» **Instructions for the task**
Identify all lines below that hold "retornar" and collect them.

Collected data

++++++++++++++++++++

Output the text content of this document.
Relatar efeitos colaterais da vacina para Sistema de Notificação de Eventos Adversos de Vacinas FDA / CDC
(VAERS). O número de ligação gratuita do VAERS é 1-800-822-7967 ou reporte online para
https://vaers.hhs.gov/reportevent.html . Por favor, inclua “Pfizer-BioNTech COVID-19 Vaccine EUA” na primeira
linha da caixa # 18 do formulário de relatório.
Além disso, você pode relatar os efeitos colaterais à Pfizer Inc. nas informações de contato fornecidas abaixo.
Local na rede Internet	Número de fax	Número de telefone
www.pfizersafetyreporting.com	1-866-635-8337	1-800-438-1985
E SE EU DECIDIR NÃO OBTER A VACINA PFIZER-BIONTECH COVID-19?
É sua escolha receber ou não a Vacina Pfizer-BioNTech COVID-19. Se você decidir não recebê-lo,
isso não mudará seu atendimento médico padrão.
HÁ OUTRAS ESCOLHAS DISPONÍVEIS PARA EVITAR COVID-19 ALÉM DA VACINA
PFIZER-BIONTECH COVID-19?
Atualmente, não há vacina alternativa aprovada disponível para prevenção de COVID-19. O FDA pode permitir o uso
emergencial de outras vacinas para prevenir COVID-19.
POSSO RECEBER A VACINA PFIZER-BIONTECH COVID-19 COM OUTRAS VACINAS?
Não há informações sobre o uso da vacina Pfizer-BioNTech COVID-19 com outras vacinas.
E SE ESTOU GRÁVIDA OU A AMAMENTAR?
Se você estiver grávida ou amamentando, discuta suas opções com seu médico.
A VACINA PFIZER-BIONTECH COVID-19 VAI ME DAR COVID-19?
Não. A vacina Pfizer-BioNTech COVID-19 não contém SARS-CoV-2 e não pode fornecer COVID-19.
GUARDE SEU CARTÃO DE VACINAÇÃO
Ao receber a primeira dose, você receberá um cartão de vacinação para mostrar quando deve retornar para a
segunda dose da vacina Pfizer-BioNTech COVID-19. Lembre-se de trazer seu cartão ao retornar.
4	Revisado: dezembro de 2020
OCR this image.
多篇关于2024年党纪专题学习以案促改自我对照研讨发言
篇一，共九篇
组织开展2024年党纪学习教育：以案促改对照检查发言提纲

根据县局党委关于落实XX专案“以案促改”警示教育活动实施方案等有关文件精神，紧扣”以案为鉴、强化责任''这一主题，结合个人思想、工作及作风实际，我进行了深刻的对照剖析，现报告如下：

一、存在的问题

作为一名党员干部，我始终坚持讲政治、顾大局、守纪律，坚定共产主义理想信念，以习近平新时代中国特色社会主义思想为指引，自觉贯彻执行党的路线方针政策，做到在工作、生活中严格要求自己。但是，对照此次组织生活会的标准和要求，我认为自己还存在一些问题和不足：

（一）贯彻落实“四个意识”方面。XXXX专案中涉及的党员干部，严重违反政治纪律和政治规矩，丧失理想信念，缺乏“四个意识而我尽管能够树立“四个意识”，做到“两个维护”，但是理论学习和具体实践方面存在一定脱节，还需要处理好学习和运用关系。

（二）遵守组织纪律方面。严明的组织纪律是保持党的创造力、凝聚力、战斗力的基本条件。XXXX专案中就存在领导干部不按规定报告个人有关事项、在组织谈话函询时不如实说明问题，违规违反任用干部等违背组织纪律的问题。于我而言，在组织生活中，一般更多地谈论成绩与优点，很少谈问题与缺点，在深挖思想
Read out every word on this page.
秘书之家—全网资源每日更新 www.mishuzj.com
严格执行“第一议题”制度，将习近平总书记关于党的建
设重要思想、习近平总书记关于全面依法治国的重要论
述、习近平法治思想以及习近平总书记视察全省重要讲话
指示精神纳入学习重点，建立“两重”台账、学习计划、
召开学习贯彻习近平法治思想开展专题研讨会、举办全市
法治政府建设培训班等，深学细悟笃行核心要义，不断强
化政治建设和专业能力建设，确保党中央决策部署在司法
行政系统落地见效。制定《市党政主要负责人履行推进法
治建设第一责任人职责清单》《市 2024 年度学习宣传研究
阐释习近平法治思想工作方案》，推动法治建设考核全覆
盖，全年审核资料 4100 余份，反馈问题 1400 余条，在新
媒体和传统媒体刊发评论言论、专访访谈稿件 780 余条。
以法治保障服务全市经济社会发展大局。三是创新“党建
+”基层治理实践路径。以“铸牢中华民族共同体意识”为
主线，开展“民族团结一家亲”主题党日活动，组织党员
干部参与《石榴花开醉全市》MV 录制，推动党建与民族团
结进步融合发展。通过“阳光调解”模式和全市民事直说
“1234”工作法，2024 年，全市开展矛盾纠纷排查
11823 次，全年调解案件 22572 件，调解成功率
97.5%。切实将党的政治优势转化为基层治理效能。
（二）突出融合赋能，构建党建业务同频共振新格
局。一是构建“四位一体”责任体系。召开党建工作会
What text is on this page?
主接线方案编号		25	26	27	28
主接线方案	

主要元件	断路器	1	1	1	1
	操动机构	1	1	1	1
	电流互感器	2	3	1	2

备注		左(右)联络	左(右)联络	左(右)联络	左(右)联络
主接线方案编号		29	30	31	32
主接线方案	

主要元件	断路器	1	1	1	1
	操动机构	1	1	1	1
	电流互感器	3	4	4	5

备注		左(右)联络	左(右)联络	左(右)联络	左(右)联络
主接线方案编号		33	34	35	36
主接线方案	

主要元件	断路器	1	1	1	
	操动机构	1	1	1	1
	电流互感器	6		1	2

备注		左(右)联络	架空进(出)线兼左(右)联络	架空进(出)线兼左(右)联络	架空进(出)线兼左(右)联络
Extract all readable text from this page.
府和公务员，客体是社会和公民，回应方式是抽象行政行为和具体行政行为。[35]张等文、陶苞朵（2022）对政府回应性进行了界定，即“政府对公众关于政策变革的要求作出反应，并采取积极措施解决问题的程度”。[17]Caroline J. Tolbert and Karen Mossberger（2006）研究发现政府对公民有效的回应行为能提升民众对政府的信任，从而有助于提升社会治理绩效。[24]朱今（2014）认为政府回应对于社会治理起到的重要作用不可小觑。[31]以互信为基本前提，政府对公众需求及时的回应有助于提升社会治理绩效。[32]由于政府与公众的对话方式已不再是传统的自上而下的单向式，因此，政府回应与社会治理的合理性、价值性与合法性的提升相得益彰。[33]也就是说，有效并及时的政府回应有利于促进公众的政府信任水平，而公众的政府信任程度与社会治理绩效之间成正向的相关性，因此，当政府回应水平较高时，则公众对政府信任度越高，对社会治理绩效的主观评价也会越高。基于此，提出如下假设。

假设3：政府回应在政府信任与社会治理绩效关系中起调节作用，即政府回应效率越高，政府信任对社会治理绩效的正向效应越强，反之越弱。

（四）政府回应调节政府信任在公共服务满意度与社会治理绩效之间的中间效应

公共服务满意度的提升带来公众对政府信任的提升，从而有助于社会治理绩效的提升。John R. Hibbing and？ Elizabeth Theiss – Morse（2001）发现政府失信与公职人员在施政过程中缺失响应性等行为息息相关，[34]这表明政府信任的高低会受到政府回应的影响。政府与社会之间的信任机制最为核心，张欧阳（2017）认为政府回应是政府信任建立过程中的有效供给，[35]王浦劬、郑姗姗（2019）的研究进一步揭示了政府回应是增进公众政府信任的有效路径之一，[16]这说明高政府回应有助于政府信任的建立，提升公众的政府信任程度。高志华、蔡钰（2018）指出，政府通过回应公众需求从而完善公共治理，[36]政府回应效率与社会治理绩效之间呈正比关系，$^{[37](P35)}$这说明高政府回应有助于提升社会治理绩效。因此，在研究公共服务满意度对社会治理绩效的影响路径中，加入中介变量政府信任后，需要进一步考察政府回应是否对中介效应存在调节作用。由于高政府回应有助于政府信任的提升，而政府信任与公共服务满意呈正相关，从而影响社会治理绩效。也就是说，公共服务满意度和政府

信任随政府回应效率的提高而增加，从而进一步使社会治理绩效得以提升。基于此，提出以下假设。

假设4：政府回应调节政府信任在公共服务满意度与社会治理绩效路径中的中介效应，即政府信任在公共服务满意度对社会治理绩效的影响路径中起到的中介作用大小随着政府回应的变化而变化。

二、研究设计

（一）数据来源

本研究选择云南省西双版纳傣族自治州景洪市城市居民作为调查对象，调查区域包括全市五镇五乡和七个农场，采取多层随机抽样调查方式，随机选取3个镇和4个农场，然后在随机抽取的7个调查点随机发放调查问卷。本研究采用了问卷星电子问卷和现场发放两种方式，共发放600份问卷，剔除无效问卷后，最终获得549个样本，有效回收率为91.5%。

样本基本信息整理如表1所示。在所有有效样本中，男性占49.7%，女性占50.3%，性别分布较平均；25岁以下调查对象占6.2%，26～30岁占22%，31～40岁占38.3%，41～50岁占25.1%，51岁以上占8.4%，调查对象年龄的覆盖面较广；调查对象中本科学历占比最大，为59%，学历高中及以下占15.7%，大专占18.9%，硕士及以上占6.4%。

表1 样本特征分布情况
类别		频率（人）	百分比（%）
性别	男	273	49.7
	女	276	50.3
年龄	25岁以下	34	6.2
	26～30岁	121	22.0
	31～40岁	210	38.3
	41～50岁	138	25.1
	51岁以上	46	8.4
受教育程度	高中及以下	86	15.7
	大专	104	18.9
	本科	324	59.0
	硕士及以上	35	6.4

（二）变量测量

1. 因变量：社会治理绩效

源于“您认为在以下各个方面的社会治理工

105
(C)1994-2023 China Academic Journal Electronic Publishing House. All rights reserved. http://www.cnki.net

++++++++++++++++++++

» **Solution for this exercise**
Ao receber a primeira dose, você receberá um cartão de vacinação para mostrar quando deve retornar para a
segunda dose da vacina Pfizer-BioNTech COVID-19. Lembre-se de trazer seu cartão ao retornar.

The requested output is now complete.